WHAT IS ASKED → Read the records and write them out again exactly.

[Part of a data file]

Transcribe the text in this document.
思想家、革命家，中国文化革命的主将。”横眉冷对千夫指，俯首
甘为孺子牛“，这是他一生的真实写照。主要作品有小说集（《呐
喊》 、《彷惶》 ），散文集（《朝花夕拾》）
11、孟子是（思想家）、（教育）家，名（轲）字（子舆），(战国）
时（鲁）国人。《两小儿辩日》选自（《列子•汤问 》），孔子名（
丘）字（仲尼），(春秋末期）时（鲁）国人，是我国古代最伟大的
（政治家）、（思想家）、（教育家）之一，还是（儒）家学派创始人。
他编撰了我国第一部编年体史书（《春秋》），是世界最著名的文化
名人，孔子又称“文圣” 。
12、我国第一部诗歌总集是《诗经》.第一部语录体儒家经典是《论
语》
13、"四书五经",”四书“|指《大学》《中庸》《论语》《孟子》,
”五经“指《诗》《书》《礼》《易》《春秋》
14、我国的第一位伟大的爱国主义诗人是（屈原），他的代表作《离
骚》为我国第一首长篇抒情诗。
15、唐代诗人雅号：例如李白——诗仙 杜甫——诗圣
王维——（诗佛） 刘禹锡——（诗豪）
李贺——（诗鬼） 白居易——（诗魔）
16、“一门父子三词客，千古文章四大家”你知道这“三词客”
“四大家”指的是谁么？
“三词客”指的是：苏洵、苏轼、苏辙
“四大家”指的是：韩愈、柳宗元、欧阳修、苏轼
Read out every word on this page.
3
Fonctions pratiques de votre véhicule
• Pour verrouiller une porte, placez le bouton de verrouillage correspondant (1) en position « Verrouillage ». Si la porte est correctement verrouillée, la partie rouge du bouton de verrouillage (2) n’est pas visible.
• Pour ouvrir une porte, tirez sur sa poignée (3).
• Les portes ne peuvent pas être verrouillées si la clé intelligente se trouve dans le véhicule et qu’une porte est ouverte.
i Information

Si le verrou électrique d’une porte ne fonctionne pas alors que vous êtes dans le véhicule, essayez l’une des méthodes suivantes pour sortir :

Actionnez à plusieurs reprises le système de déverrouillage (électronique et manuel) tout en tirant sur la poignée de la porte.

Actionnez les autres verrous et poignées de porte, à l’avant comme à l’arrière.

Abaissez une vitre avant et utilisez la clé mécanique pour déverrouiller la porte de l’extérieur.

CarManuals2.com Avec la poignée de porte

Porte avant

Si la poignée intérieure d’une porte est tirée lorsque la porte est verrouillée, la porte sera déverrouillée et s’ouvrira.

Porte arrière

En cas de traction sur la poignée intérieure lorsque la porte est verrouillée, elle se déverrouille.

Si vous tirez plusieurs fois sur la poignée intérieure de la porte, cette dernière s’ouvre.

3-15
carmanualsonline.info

WRITTEN SOLUTION →
Transcribe the text in this document.
思想家、革命家，中国文化革命的主将。”横眉冷对千夫指，俯首
甘为孺子牛“，这是他一生的真实写照。主要作品有小说集（《呐
喊》 、《彷惶》 ），散文集（《朝花夕拾》）
11、孟子是（思想家）、（教育）家，名（轲）字（子舆），(战国）
时（鲁）国人。《两小儿辩日》选自（《列子•汤问 》），孔子名（
丘）字（仲尼），(春秋末期）时（鲁）国人，是我国古代最伟大的
（政治家）、（思想家）、（教育家）之一，还是（儒）家学派创始人。
他编撰了我国第一部编年体史书（《春秋》），是世界最著名的文化
名人，孔子又称“文圣” 。
12、我国第一部诗歌总集是《诗经》.第一部语录体儒家经典是《论
语》
13、"四书五经",”四书“|指《大学》《中庸》《论语》《孟子》,
”五经“指《诗》《书》《礼》《易》《春秋》
14、我国的第一位伟大的爱国主义诗人是（屈原），他的代表作《离
骚》为我国第一首长篇抒情诗。
15、唐代诗人雅号：例如李白——诗仙 杜甫——诗圣
王维——（诗佛） 刘禹锡——（诗豪）
李贺——（诗鬼） 白居易——（诗魔）
16、“一门父子三词客，千古文章四大家”你知道这“三词客”
“四大家”指的是谁么？
“三词客”指的是：苏洵、苏轼、苏辙
“四大家”指的是：韩愈、柳宗元、欧阳修、苏轼
Read out every word on this page.
3
Fonctions pratiques de votre véhicule
• Pour verrouiller une porte, placez le bouton de verrouillage correspondant (1) en position « Verrouillage ». Si la porte est correctement verrouillée, la partie rouge du bouton de verrouillage (2) n’est pas visible.
• Pour ouvrir une porte, tirez sur sa poignée (3).
• Les portes ne peuvent pas être verrouillées si la clé intelligente se trouve dans le véhicule et qu’une porte est ouverte.
i Information

Si le verrou électrique d’une porte ne fonctionne pas alors que vous êtes dans le véhicule, essayez l’une des méthodes suivantes pour sortir :

Actionnez à plusieurs reprises le système de déverrouillage (électronique et manuel) tout en tirant sur la poignée de la porte.

Actionnez les autres verrous et poignées de porte, à l’avant comme à l’arrière.

Abaissez une vitre avant et utilisez la clé mécanique pour déverrouiller la porte de l’extérieur.

CarManuals2.com Avec la poignée de porte

Porte avant

Si la poignée intérieure d’une porte est tirée lorsque la porte est verrouillée, la porte sera déverrouillée et s’ouvrira.

Porte arrière

En cas de traction sur la poignée intérieure lorsque la porte est verrouillée, elle se déverrouille.

Si vous tirez plusieurs fois sur la poignée intérieure de la porte, cette dernière s’ouvre.

3-15
carmanualsonline.info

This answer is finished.